— START Data shown —
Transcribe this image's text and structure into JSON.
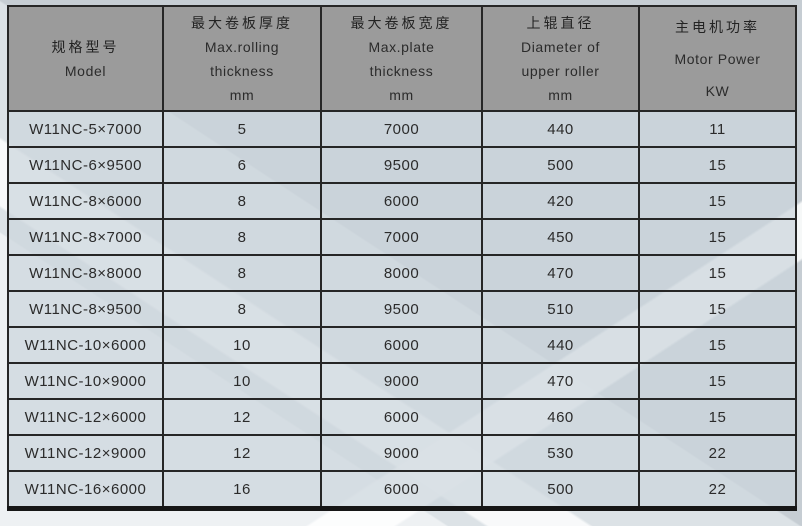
{
  "table": {
    "columns": [
      {
        "zh": "规格型号",
        "en1": "Model"
      },
      {
        "zh": "最大卷板厚度",
        "en1": "Max.rolling",
        "en2": "thickness",
        "unit": "mm"
      },
      {
        "zh": "最大卷板宽度",
        "en1": "Max.plate",
        "en2": "thickness",
        "unit": "mm"
      },
      {
        "zh": "上辊直径",
        "en1": "Diameter of",
        "en2": "upper roller",
        "unit": "mm"
      },
      {
        "zh": "主电机功率",
        "en1": "Motor Power",
        "unit": "KW"
      }
    ],
    "rows": [
      {
        "model": "W11NC-5×7000",
        "max_rolling_thickness": "5",
        "max_plate_width": "7000",
        "upper_roller_diameter": "440",
        "motor_power": "11"
      },
      {
        "model": "W11NC-6×9500",
        "max_rolling_thickness": "6",
        "max_plate_width": "9500",
        "upper_roller_diameter": "500",
        "motor_power": "15"
      },
      {
        "model": "W11NC-8×6000",
        "max_rolling_thickness": "8",
        "max_plate_width": "6000",
        "upper_roller_diameter": "420",
        "motor_power": "15"
      },
      {
        "model": "W11NC-8×7000",
        "max_rolling_thickness": "8",
        "max_plate_width": "7000",
        "upper_roller_diameter": "450",
        "motor_power": "15"
      },
      {
        "model": "W11NC-8×8000",
        "max_rolling_thickness": "8",
        "max_plate_width": "8000",
        "upper_roller_diameter": "470",
        "motor_power": "15"
      },
      {
        "model": "W11NC-8×9500",
        "max_rolling_thickness": "8",
        "max_plate_width": "9500",
        "upper_roller_diameter": "510",
        "motor_power": "15"
      },
      {
        "model": "W11NC-10×6000",
        "max_rolling_thickness": "10",
        "max_plate_width": "6000",
        "upper_roller_diameter": "440",
        "motor_power": "15"
      },
      {
        "model": "W11NC-10×9000",
        "max_rolling_thickness": "10",
        "max_plate_width": "9000",
        "upper_roller_diameter": "470",
        "motor_power": "15"
      },
      {
        "model": "W11NC-12×6000",
        "max_rolling_thickness": "12",
        "max_plate_width": "6000",
        "upper_roller_diameter": "460",
        "motor_power": "15"
      },
      {
        "model": "W11NC-12×9000",
        "max_rolling_thickness": "12",
        "max_plate_width": "9000",
        "upper_roller_diameter": "530",
        "motor_power": "22"
      },
      {
        "model": "W11NC-16×6000",
        "max_rolling_thickness": "16",
        "max_plate_width": "6000",
        "upper_roller_diameter": "500",
        "motor_power": "22"
      }
    ]
  },
  "colors": {
    "page_bg": "#c6cdd3",
    "header_bg": "#9b9b9b",
    "cell_bg": "#ccd6dd",
    "border": "#262626",
    "text": "#2b2b2b",
    "stripe_light": "#dee4e8",
    "stripe_white": "#ffffff"
  }
}
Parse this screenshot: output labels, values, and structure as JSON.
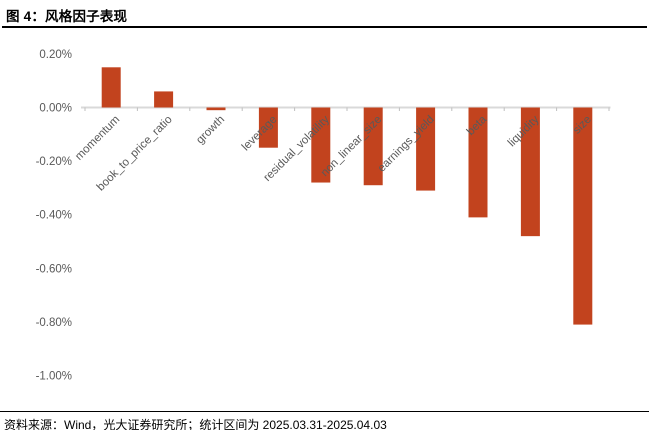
{
  "header": {
    "title": "图 4：风格因子表现"
  },
  "footer": {
    "source": "资料来源：Wind，光大证券研究所；统计区间为 2025.03.31-2025.04.03"
  },
  "chart_data": {
    "type": "bar",
    "title": "风格因子表现",
    "categories": [
      "momentum",
      "book_to_price_ratio",
      "growth",
      "leverage",
      "residual_volatility",
      "non_linear_size",
      "earnings_yield",
      "beta",
      "liquidity",
      "size"
    ],
    "values": [
      0.15,
      0.06,
      -0.01,
      -0.15,
      -0.28,
      -0.29,
      -0.31,
      -0.41,
      -0.48,
      -0.81
    ],
    "unit": "%",
    "xlabel": "",
    "ylabel": "",
    "ylim": [
      -1.0,
      0.2
    ],
    "ytick_step": 0.2,
    "ytick_labels": [
      "0.20%",
      "0.00%",
      "-0.20%",
      "-0.40%",
      "-0.60%",
      "-0.80%",
      "-1.00%"
    ],
    "grid": false,
    "legend_position": "none",
    "label_rotation_deg": -45,
    "colors": {
      "bar": "#C2431E",
      "axis_line": "#D9D9D9",
      "tick_mark": "#BFBFBF",
      "axis_label": "#595959"
    }
  }
}
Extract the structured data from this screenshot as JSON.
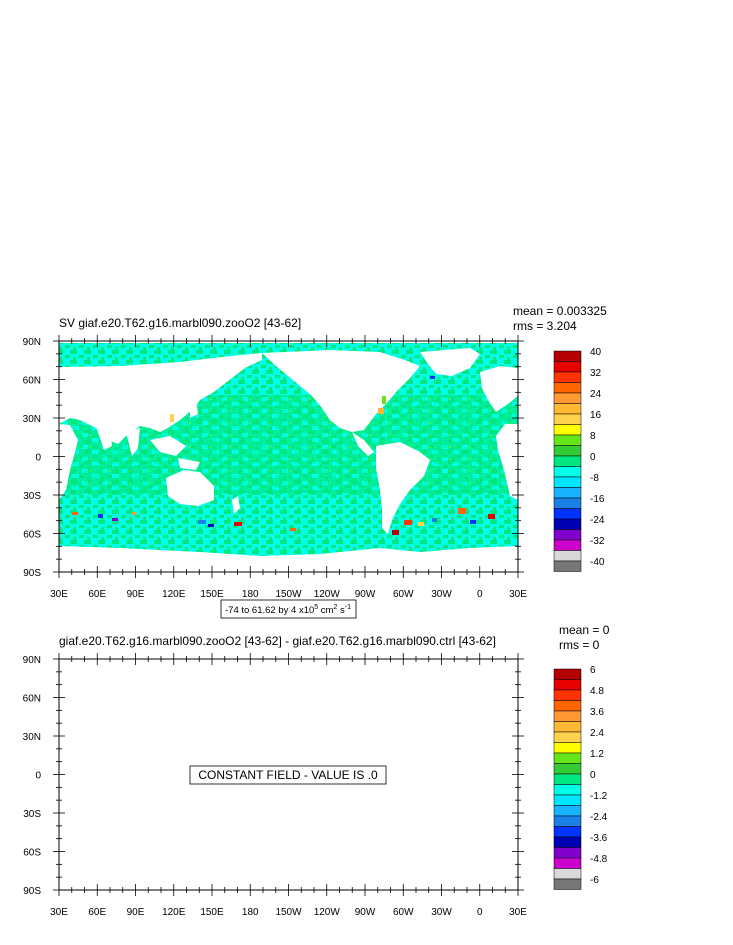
{
  "panels": [
    {
      "title": "SV giaf.e20.T62.g16.marbl090.zooO2 [43-62]",
      "mean_label": "mean = 0.003325",
      "rms_label": "rms = 3.204",
      "range_label_main": "-74 to 61.62 by 4 x10",
      "range_label_exp": "5",
      "range_label_units": " cm",
      "range_label_units_exp": "2",
      "range_label_tail": " s",
      "range_label_tail_exp": "-1",
      "colorbar_labels": [
        "40",
        "32",
        "24",
        "16",
        "8",
        "0",
        "-8",
        "-16",
        "-24",
        "-32",
        "-40"
      ],
      "has_field": true
    },
    {
      "title": "giaf.e20.T62.g16.marbl090.zooO2 [43-62] - giaf.e20.T62.g16.marbl090.ctrl [43-62]",
      "mean_label": "mean = 0",
      "rms_label": "rms = 0",
      "constant_label": "CONSTANT FIELD - VALUE IS .0",
      "colorbar_labels": [
        "6",
        "4.8",
        "3.6",
        "2.4",
        "1.2",
        "0",
        "-1.2",
        "-2.4",
        "-3.6",
        "-4.8",
        "-6"
      ],
      "has_field": false
    }
  ],
  "lat_labels": [
    "90N",
    "60N",
    "30N",
    "0",
    "30S",
    "60S",
    "90S"
  ],
  "lon_labels": [
    "30E",
    "60E",
    "90E",
    "120E",
    "150E",
    "180",
    "150W",
    "120W",
    "90W",
    "60W",
    "30W",
    "0",
    "30E"
  ],
  "palette": [
    "#b30000",
    "#e60000",
    "#ff3300",
    "#ff6600",
    "#ff9933",
    "#ffb833",
    "#ffd24d",
    "#ffff00",
    "#66e61a",
    "#33cc33",
    "#00e680",
    "#00ffe6",
    "#00e6ff",
    "#1ab3ff",
    "#1a80e6",
    "#0033ff",
    "#0000b3",
    "#8000cc",
    "#cc00cc",
    "#d9d9d9",
    "#777777"
  ],
  "colors": {
    "ocean_base": "#00ffe6",
    "ocean_alt": "#00e680",
    "land": "#ffffff"
  }
}
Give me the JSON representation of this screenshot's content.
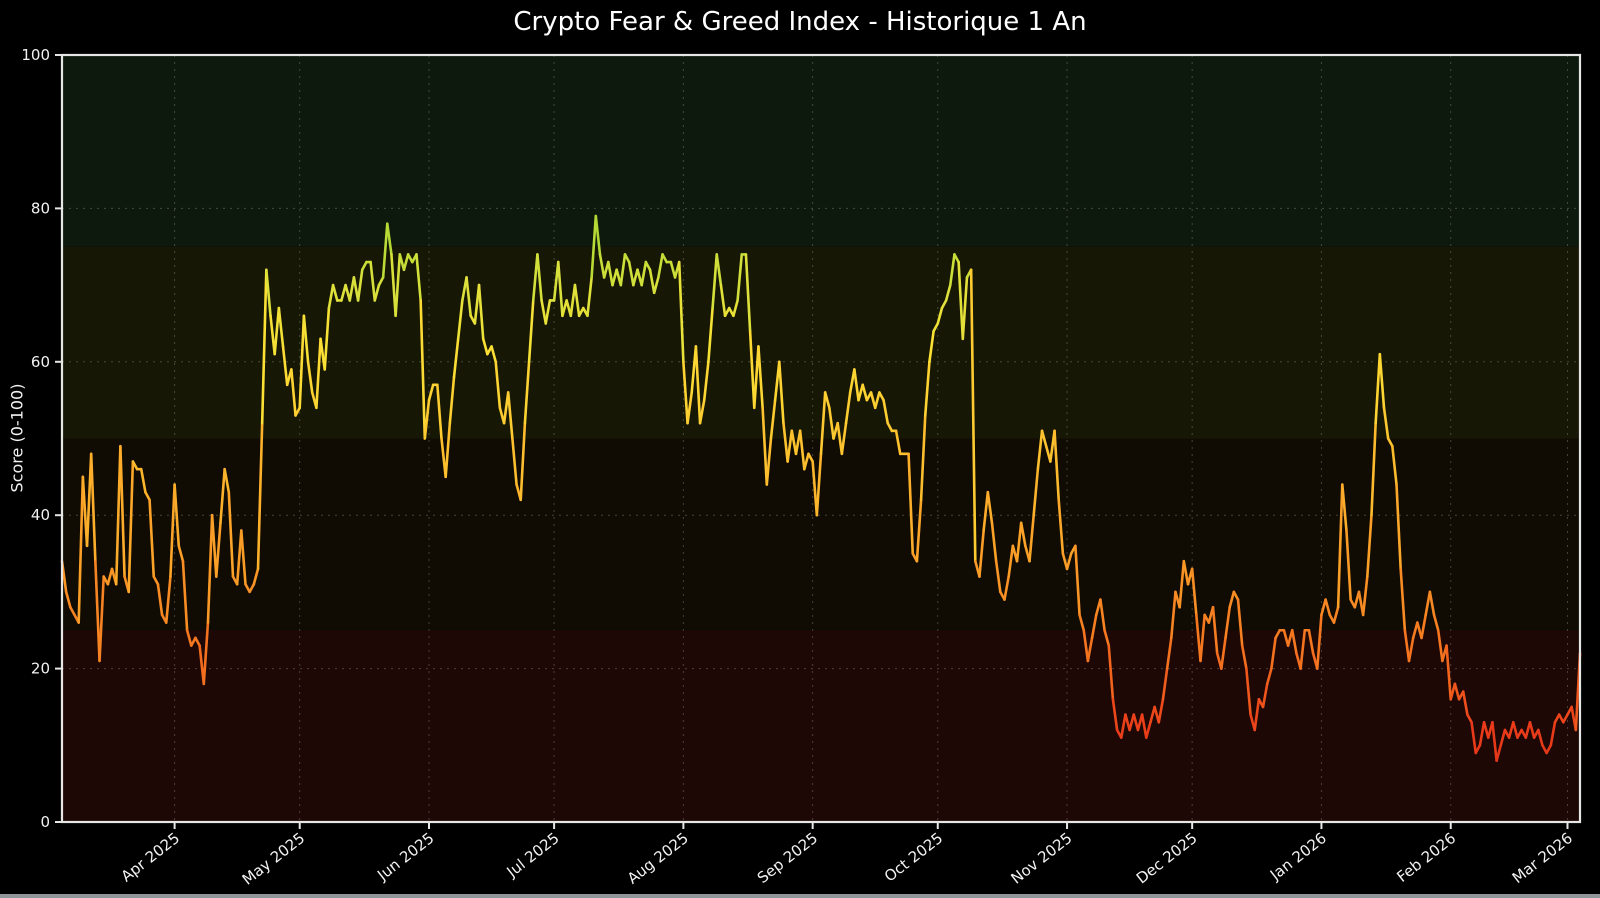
{
  "chart_data": {
    "type": "line",
    "title": "Crypto Fear & Greed Index - Historique 1 An",
    "ylabel": "Score (0-100)",
    "ylim": [
      0,
      100
    ],
    "y_ticks": [
      0,
      20,
      40,
      60,
      80,
      100
    ],
    "grid": true,
    "legend": null,
    "x_tick_labels": [
      "Apr 2025",
      "May 2025",
      "Jun 2025",
      "Jul 2025",
      "Aug 2025",
      "Sep 2025",
      "Oct 2025",
      "Nov 2025",
      "Dec 2025",
      "Jan 2026",
      "Feb 2026",
      "Mar 2026"
    ],
    "x_tick_day_offsets": [
      27,
      57,
      88,
      118,
      149,
      180,
      210,
      241,
      271,
      302,
      333,
      361
    ],
    "x_range_days": 365,
    "values": [
      34,
      30,
      28,
      27,
      26,
      45,
      36,
      48,
      34,
      21,
      32,
      31,
      33,
      31,
      49,
      32,
      30,
      47,
      46,
      46,
      43,
      42,
      32,
      31,
      27,
      26,
      32,
      44,
      36,
      34,
      25,
      23,
      24,
      23,
      18,
      26,
      40,
      32,
      39,
      46,
      43,
      32,
      31,
      38,
      31,
      30,
      31,
      33,
      52,
      72,
      66,
      61,
      67,
      62,
      57,
      59,
      53,
      54,
      66,
      60,
      56,
      54,
      63,
      59,
      67,
      70,
      68,
      68,
      70,
      68,
      71,
      68,
      72,
      73,
      73,
      68,
      70,
      71,
      78,
      74,
      66,
      74,
      72,
      74,
      73,
      74,
      68,
      50,
      55,
      57,
      57,
      50,
      45,
      52,
      58,
      63,
      68,
      71,
      66,
      65,
      70,
      63,
      61,
      62,
      60,
      54,
      52,
      56,
      50,
      44,
      42,
      52,
      60,
      68,
      74,
      68,
      65,
      68,
      68,
      73,
      66,
      68,
      66,
      70,
      66,
      67,
      66,
      71,
      79,
      74,
      71,
      73,
      70,
      72,
      70,
      74,
      73,
      70,
      72,
      70,
      73,
      72,
      69,
      71,
      74,
      73,
      73,
      71,
      73,
      60,
      52,
      56,
      62,
      52,
      55,
      60,
      67,
      74,
      70,
      66,
      67,
      66,
      68,
      74,
      74,
      64,
      54,
      62,
      54,
      44,
      50,
      55,
      60,
      52,
      47,
      51,
      48,
      51,
      46,
      48,
      47,
      40,
      48,
      56,
      54,
      50,
      52,
      48,
      52,
      56,
      59,
      55,
      57,
      55,
      56,
      54,
      56,
      55,
      52,
      51,
      51,
      48,
      48,
      48,
      35,
      34,
      42,
      53,
      60,
      64,
      65,
      67,
      68,
      70,
      74,
      73,
      63,
      71,
      72,
      34,
      32,
      38,
      43,
      39,
      34,
      30,
      29,
      32,
      36,
      34,
      39,
      36,
      34,
      40,
      46,
      51,
      49,
      47,
      51,
      42,
      35,
      33,
      35,
      36,
      27,
      25,
      21,
      24,
      27,
      29,
      25,
      23,
      16,
      12,
      11,
      14,
      12,
      14,
      12,
      14,
      11,
      13,
      15,
      13,
      16,
      20,
      24,
      30,
      28,
      34,
      31,
      33,
      27,
      21,
      27,
      26,
      28,
      22,
      20,
      24,
      28,
      30,
      29,
      23,
      20,
      14,
      12,
      16,
      15,
      18,
      20,
      24,
      25,
      25,
      23,
      25,
      22,
      20,
      25,
      25,
      22,
      20,
      27,
      29,
      27,
      26,
      28,
      44,
      38,
      29,
      28,
      30,
      27,
      32,
      40,
      52,
      61,
      54,
      50,
      49,
      44,
      33,
      25,
      21,
      24,
      26,
      24,
      27,
      30,
      27,
      25,
      21,
      23,
      16,
      18,
      16,
      17,
      14,
      13,
      9,
      10,
      13,
      11,
      13,
      8,
      10,
      12,
      11,
      13,
      11,
      12,
      11,
      13,
      11,
      12,
      10,
      9,
      10,
      13,
      14,
      13,
      14,
      15,
      12,
      22
    ],
    "bands": [
      {
        "lo": 75,
        "hi": 100,
        "color": "#0c190c"
      },
      {
        "lo": 50,
        "hi": 75,
        "color": "#171705"
      },
      {
        "lo": 25,
        "hi": 50,
        "color": "#100c04"
      },
      {
        "lo": 0,
        "hi": 25,
        "color": "#1d0806"
      }
    ],
    "line_gradient": [
      [
        0,
        "#d42414"
      ],
      [
        12,
        "#ea3c1a"
      ],
      [
        22,
        "#f4711f"
      ],
      [
        32,
        "#f99626"
      ],
      [
        42,
        "#fcb02b"
      ],
      [
        52,
        "#fdc930"
      ],
      [
        62,
        "#fce135"
      ],
      [
        70,
        "#d8e13c"
      ],
      [
        76,
        "#b4d934"
      ],
      [
        85,
        "#7cc42c"
      ],
      [
        100,
        "#3da832"
      ]
    ]
  },
  "style": {
    "background": "#000000",
    "spine_color": "#e6e6e4",
    "grid_color": "#9a9a8a",
    "tick_label_color": "#f2f2f2",
    "title_color": "#ffffff",
    "bottom_bar_color": "#90959a"
  }
}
— END Data shown —
* Work required:
Tally the lines of the preceding listing in which the word "screenshot" appears; state nothing but the total.

* Written response:
3